◆ Supplied entries ◆

>> BEGIN

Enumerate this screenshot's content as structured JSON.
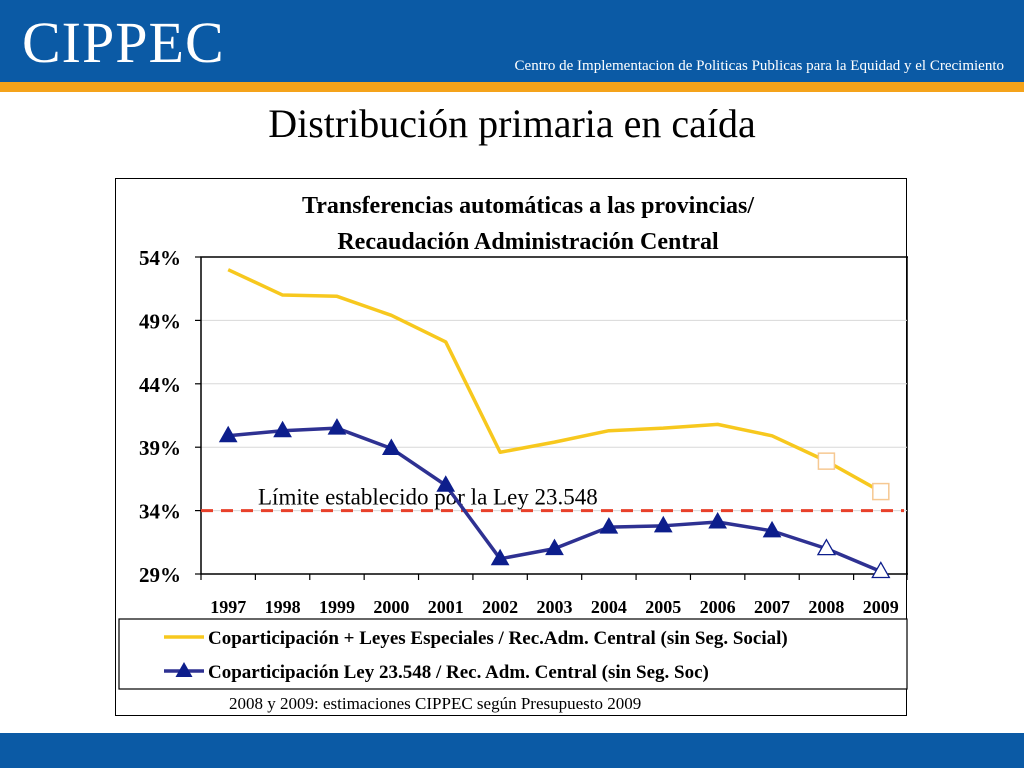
{
  "header": {
    "logo": "CIPPEC",
    "tagline": "Centro de Implementacion de Politicas Publicas para la Equidad y el Crecimiento"
  },
  "slide_title": "Distribución primaria en caída",
  "colors": {
    "header_blue": "#0b5aa5",
    "accent_orange": "#f5a31a",
    "series_yellow": "#f7c81e",
    "series_navy": "#2e3192",
    "marker_navy": "#0d1e8c",
    "limit_red": "#e8402a",
    "estimate_marker_yellow": "#f6c892"
  },
  "chart_data": {
    "type": "line",
    "title_line1": "Transferencias automáticas a las provincias/",
    "title_line2": "Recaudación Administración Central",
    "categories": [
      "1997",
      "1998",
      "1999",
      "2000",
      "2001",
      "2002",
      "2003",
      "2004",
      "2005",
      "2006",
      "2007",
      "2008",
      "2009"
    ],
    "y_ticks": [
      29,
      34,
      39,
      44,
      49,
      54
    ],
    "y_tick_labels": [
      "29%",
      "34%",
      "39%",
      "44%",
      "49%",
      "54%"
    ],
    "ylim": [
      29,
      54
    ],
    "series": [
      {
        "name": "Coparticipación + Leyes Especiales / Rec.Adm. Central (sin Seg. Social)",
        "values": [
          53.0,
          51.0,
          50.9,
          49.4,
          47.3,
          38.6,
          39.4,
          40.3,
          40.5,
          40.8,
          39.9,
          37.9,
          35.5
        ],
        "marker": "none",
        "estimate_marker": "square"
      },
      {
        "name": "Coparticipación Ley 23.548 / Rec. Adm. Central (sin Seg. Soc)",
        "values": [
          39.9,
          40.3,
          40.5,
          38.9,
          36.0,
          30.2,
          31.0,
          32.7,
          32.8,
          33.1,
          32.4,
          31.0,
          29.2
        ],
        "marker": "triangle",
        "estimate_marker": "triangle-open"
      }
    ],
    "estimate_from_index": 11,
    "limit_line": {
      "value": 34.0,
      "label": "Límite establecido por la Ley 23.548"
    },
    "footnote": "2008 y 2009: estimaciones CIPPEC según Presupuesto 2009",
    "grid": "horizontal",
    "legend_position": "bottom"
  }
}
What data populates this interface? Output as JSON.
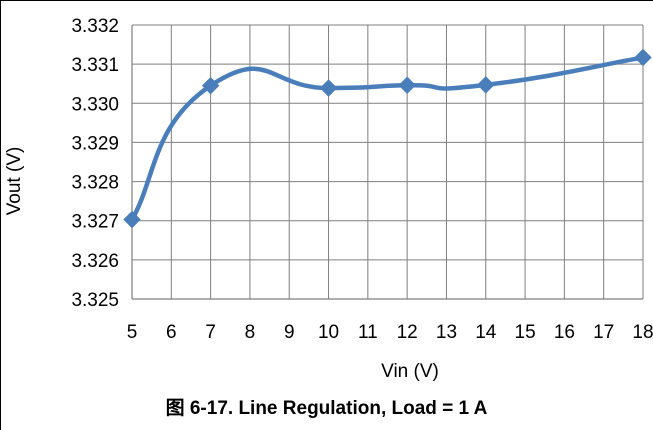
{
  "chart_data": {
    "type": "line",
    "title": "",
    "xlabel": "Vin (V)",
    "ylabel": "Vout (V)",
    "xlim": [
      5,
      18
    ],
    "ylim": [
      3.325,
      3.332
    ],
    "x_ticks": [
      5,
      6,
      7,
      8,
      9,
      10,
      11,
      12,
      13,
      14,
      15,
      16,
      17,
      18
    ],
    "y_ticks": [
      "3.325",
      "3.326",
      "3.327",
      "3.328",
      "3.329",
      "3.330",
      "3.331",
      "3.332"
    ],
    "grid": true,
    "legend": "none",
    "series": [
      {
        "color": "#4a7ebb",
        "smooth": true,
        "marker": "diamond",
        "x": [
          5,
          7,
          10,
          12,
          14,
          18
        ],
        "y": [
          3.32703,
          3.33045,
          3.33039,
          3.33046,
          3.33047,
          3.33117
        ]
      }
    ]
  },
  "caption": "图 6-17. Line Regulation, Load = 1 A",
  "colors": {
    "grid": "#7f7f7f",
    "axis": "#7f7f7f",
    "series": "#4a7ebb"
  }
}
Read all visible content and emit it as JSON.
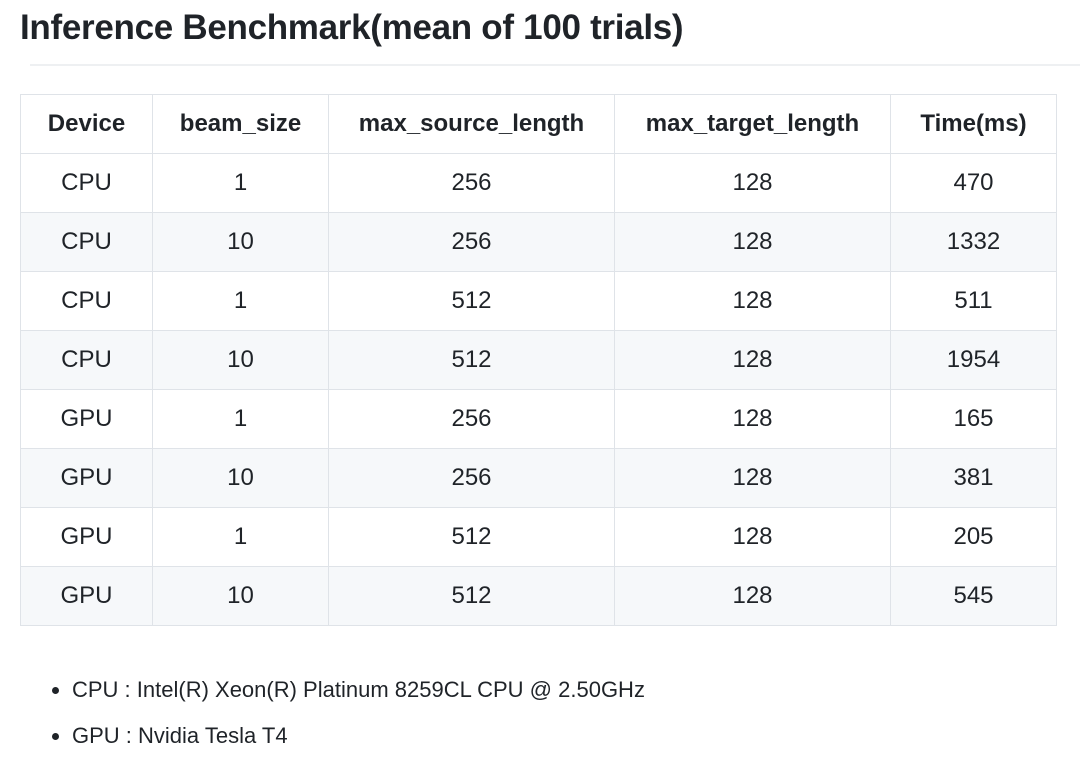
{
  "header": {
    "title": "Inference Benchmark(mean of 100 trials)"
  },
  "table": {
    "headers": [
      "Device",
      "beam_size",
      "max_source_length",
      "max_target_length",
      "Time(ms)"
    ],
    "rows": [
      [
        "CPU",
        1,
        256,
        128,
        470
      ],
      [
        "CPU",
        10,
        256,
        128,
        1332
      ],
      [
        "CPU",
        1,
        512,
        128,
        511
      ],
      [
        "CPU",
        10,
        512,
        128,
        1954
      ],
      [
        "GPU",
        1,
        256,
        128,
        165
      ],
      [
        "GPU",
        10,
        256,
        128,
        381
      ],
      [
        "GPU",
        1,
        512,
        128,
        205
      ],
      [
        "GPU",
        10,
        512,
        128,
        545
      ]
    ]
  },
  "notes": [
    "CPU : Intel(R) Xeon(R) Platinum 8259CL CPU @ 2.50GHz",
    "GPU : Nvidia Tesla T4"
  ]
}
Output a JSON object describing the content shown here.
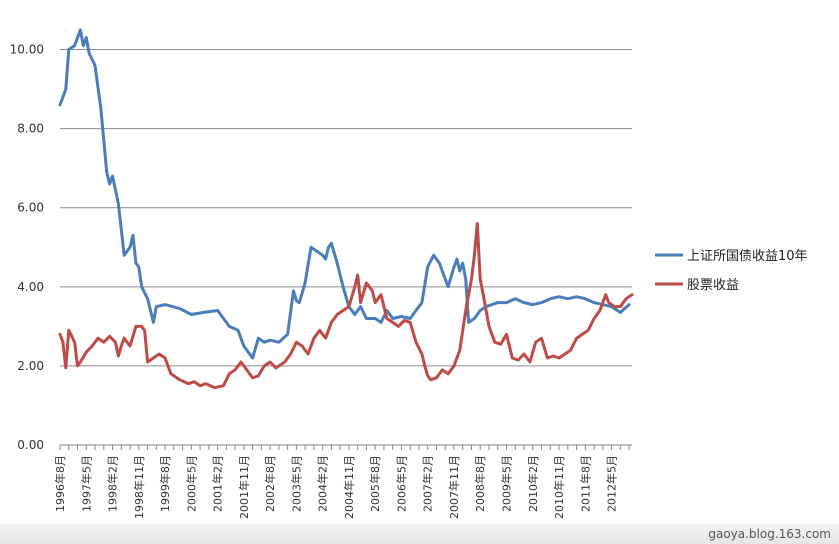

>> END

◆ Set exercise ◆
Print the complete listing exactly, apart from any pictures.

◆ Right answer ◆
Enumerate this screenshot's content as structured JSON.
{
  "header": {
    "logo": "CIPPEC",
    "tagline": "Centro de Implementacion de Politicas Publicas para la Equidad y el Crecimiento"
  },
  "slide_title": "Distribución primaria en caída",
  "colors": {
    "header_blue": "#0b5aa5",
    "accent_orange": "#f5a31a",
    "series_yellow": "#f7c81e",
    "series_navy": "#2e3192",
    "marker_navy": "#0d1e8c",
    "limit_red": "#e8402a",
    "estimate_marker_yellow": "#f6c892"
  },
  "chart_data": {
    "type": "line",
    "title_line1": "Transferencias automáticas a las provincias/",
    "title_line2": "Recaudación Administración Central",
    "categories": [
      "1997",
      "1998",
      "1999",
      "2000",
      "2001",
      "2002",
      "2003",
      "2004",
      "2005",
      "2006",
      "2007",
      "2008",
      "2009"
    ],
    "y_ticks": [
      29,
      34,
      39,
      44,
      49,
      54
    ],
    "y_tick_labels": [
      "29%",
      "34%",
      "39%",
      "44%",
      "49%",
      "54%"
    ],
    "ylim": [
      29,
      54
    ],
    "series": [
      {
        "name": "Coparticipación + Leyes Especiales / Rec.Adm. Central (sin Seg. Social)",
        "values": [
          53.0,
          51.0,
          50.9,
          49.4,
          47.3,
          38.6,
          39.4,
          40.3,
          40.5,
          40.8,
          39.9,
          37.9,
          35.5
        ],
        "marker": "none",
        "estimate_marker": "square"
      },
      {
        "name": "Coparticipación Ley 23.548 / Rec. Adm. Central (sin Seg. Soc)",
        "values": [
          39.9,
          40.3,
          40.5,
          38.9,
          36.0,
          30.2,
          31.0,
          32.7,
          32.8,
          33.1,
          32.4,
          31.0,
          29.2
        ],
        "marker": "triangle",
        "estimate_marker": "triangle-open"
      }
    ],
    "estimate_from_index": 11,
    "limit_line": {
      "value": 34.0,
      "label": "Límite establecido por la Ley 23.548"
    },
    "footnote": "2008 y 2009: estimaciones CIPPEC según Presupuesto 2009",
    "grid": "horizontal",
    "legend_position": "bottom"
  }
}
What data populates this interface? Output as JSON.
{
  "chart_data": {
    "type": "line",
    "title": "",
    "xlabel": "Vin (V)",
    "ylabel": "Vout (V)",
    "xlim": [
      5,
      18
    ],
    "ylim": [
      3.325,
      3.332
    ],
    "x_ticks": [
      5,
      6,
      7,
      8,
      9,
      10,
      11,
      12,
      13,
      14,
      15,
      16,
      17,
      18
    ],
    "y_ticks": [
      "3.325",
      "3.326",
      "3.327",
      "3.328",
      "3.329",
      "3.330",
      "3.331",
      "3.332"
    ],
    "grid": true,
    "legend": "none",
    "series": [
      {
        "color": "#4a7ebb",
        "smooth": true,
        "marker": "diamond",
        "x": [
          5,
          7,
          10,
          12,
          14,
          18
        ],
        "y": [
          3.32703,
          3.33045,
          3.33039,
          3.33046,
          3.33047,
          3.33117
        ]
      }
    ]
  },
  "caption": "图 6-17. Line Regulation, Load = 1 A",
  "colors": {
    "grid": "#7f7f7f",
    "axis": "#7f7f7f",
    "series": "#4a7ebb"
  }
}
Read all visible content and emit it as JSON.
{
  "header": {
    "title": "Inference Benchmark(mean of 100 trials)"
  },
  "table": {
    "headers": [
      "Device",
      "beam_size",
      "max_source_length",
      "max_target_length",
      "Time(ms)"
    ],
    "rows": [
      [
        "CPU",
        1,
        256,
        128,
        470
      ],
      [
        "CPU",
        10,
        256,
        128,
        1332
      ],
      [
        "CPU",
        1,
        512,
        128,
        511
      ],
      [
        "CPU",
        10,
        512,
        128,
        1954
      ],
      [
        "GPU",
        1,
        256,
        128,
        165
      ],
      [
        "GPU",
        10,
        256,
        128,
        381
      ],
      [
        "GPU",
        1,
        512,
        128,
        205
      ],
      [
        "GPU",
        10,
        512,
        128,
        545
      ]
    ]
  },
  "notes": [
    "CPU : Intel(R) Xeon(R) Platinum 8259CL CPU @ 2.50GHz",
    "GPU : Nvidia Tesla T4"
  ]
}
Output a JSON object describing the content shown here.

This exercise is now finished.